EXERCISE TASK
Skip the pictures and quote all of the lines exactly.

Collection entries
'''

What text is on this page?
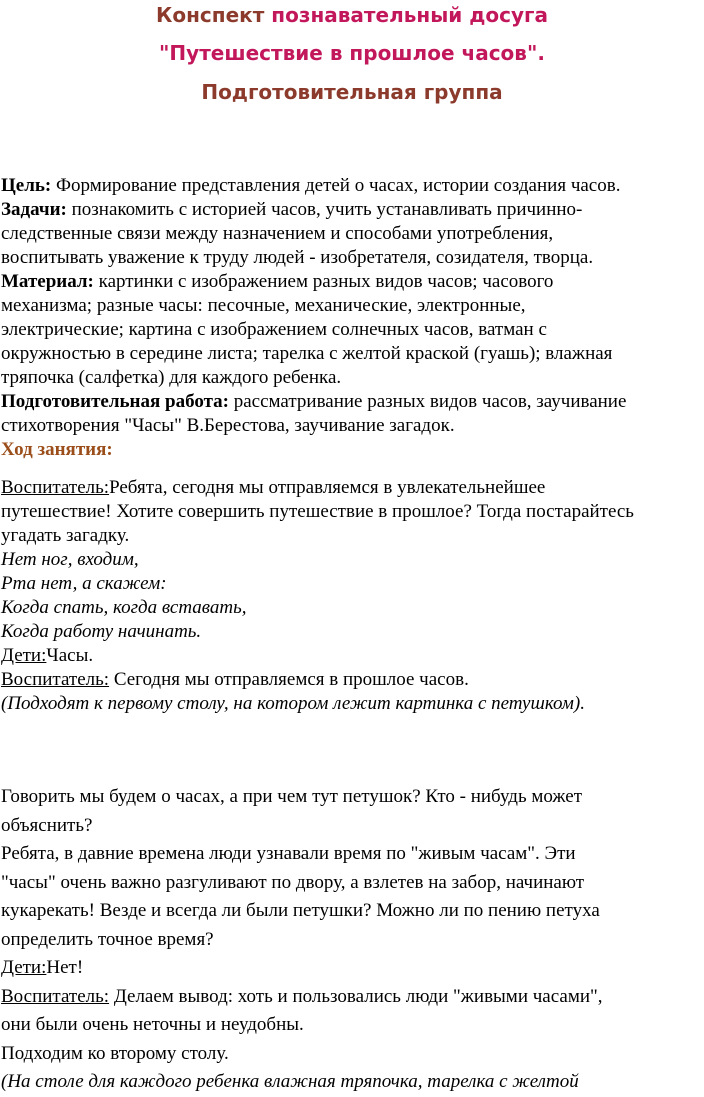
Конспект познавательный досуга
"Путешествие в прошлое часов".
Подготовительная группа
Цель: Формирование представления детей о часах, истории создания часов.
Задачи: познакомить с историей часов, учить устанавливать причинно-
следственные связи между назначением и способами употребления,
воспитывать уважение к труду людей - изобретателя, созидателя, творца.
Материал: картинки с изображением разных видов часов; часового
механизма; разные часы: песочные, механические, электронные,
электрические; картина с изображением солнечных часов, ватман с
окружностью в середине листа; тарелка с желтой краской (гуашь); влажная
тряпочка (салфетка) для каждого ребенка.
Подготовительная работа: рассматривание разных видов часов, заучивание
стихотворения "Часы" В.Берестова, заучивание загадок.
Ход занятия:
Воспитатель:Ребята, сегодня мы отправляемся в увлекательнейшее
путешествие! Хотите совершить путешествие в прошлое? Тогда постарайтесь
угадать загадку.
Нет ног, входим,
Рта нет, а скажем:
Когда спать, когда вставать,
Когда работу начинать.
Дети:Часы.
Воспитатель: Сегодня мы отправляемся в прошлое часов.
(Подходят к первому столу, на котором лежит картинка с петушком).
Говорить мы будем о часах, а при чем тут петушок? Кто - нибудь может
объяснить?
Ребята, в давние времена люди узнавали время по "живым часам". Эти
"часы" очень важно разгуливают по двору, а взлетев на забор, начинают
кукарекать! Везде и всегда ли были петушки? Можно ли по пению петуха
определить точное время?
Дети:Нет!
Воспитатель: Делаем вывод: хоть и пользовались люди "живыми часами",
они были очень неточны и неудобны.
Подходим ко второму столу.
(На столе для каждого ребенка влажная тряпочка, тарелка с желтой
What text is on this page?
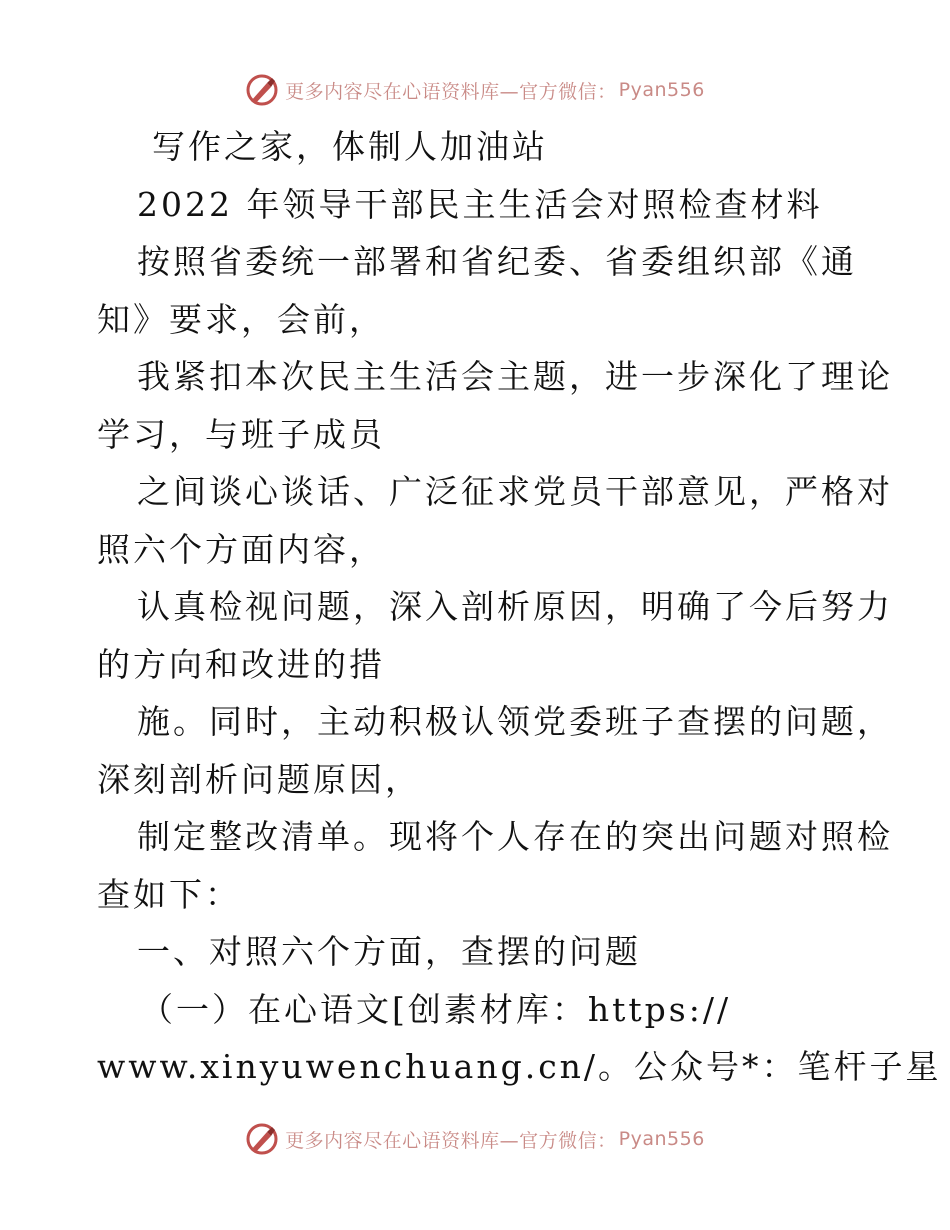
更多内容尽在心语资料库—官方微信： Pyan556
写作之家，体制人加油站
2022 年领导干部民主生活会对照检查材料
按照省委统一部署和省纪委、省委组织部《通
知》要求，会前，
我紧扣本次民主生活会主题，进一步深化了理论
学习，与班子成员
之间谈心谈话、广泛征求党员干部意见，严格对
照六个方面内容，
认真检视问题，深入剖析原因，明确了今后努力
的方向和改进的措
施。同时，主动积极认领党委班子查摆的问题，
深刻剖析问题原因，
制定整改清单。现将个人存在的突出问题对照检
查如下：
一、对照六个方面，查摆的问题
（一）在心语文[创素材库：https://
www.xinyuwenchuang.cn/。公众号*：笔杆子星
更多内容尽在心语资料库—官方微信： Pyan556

'''

FULL OUTPUT
What text is on this page?
Конспект познавательный досуга
"Путешествие в прошлое часов".
Подготовительная группа
Цель: Формирование представления детей о часах, истории создания часов.
Задачи: познакомить с историей часов, учить устанавливать причинно-
следственные связи между назначением и способами употребления,
воспитывать уважение к труду людей - изобретателя, созидателя, творца.
Материал: картинки с изображением разных видов часов; часового
механизма; разные часы: песочные, механические, электронные,
электрические; картина с изображением солнечных часов, ватман с
окружностью в середине листа; тарелка с желтой краской (гуашь); влажная
тряпочка (салфетка) для каждого ребенка.
Подготовительная работа: рассматривание разных видов часов, заучивание
стихотворения "Часы" В.Берестова, заучивание загадок.
Ход занятия:
Воспитатель:Ребята, сегодня мы отправляемся в увлекательнейшее
путешествие! Хотите совершить путешествие в прошлое? Тогда постарайтесь
угадать загадку.
Нет ног, входим,
Рта нет, а скажем:
Когда спать, когда вставать,
Когда работу начинать.
Дети:Часы.
Воспитатель: Сегодня мы отправляемся в прошлое часов.
(Подходят к первому столу, на котором лежит картинка с петушком).
Говорить мы будем о часах, а при чем тут петушок? Кто - нибудь может
объяснить?
Ребята, в давние времена люди узнавали время по "живым часам". Эти
"часы" очень важно разгуливают по двору, а взлетев на забор, начинают
кукарекать! Везде и всегда ли были петушки? Можно ли по пению петуха
определить точное время?
Дети:Нет!
Воспитатель: Делаем вывод: хоть и пользовались люди "живыми часами",
они были очень неточны и неудобны.
Подходим ко второму столу.
(На столе для каждого ребенка влажная тряпочка, тарелка с желтой
What text is on this page?
更多内容尽在心语资料库—官方微信： Pyan556
写作之家，体制人加油站
2022 年领导干部民主生活会对照检查材料
按照省委统一部署和省纪委、省委组织部《通
知》要求，会前，
我紧扣本次民主生活会主题，进一步深化了理论
学习，与班子成员
之间谈心谈话、广泛征求党员干部意见，严格对
照六个方面内容，
认真检视问题，深入剖析原因，明确了今后努力
的方向和改进的措
施。同时，主动积极认领党委班子查摆的问题，
深刻剖析问题原因，
制定整改清单。现将个人存在的突出问题对照检
查如下：
一、对照六个方面，查摆的问题
（一）在心语文[创素材库：https://
www.xinyuwenchuang.cn/。公众号*：笔杆子星
更多内容尽在心语资料库—官方微信： Pyan556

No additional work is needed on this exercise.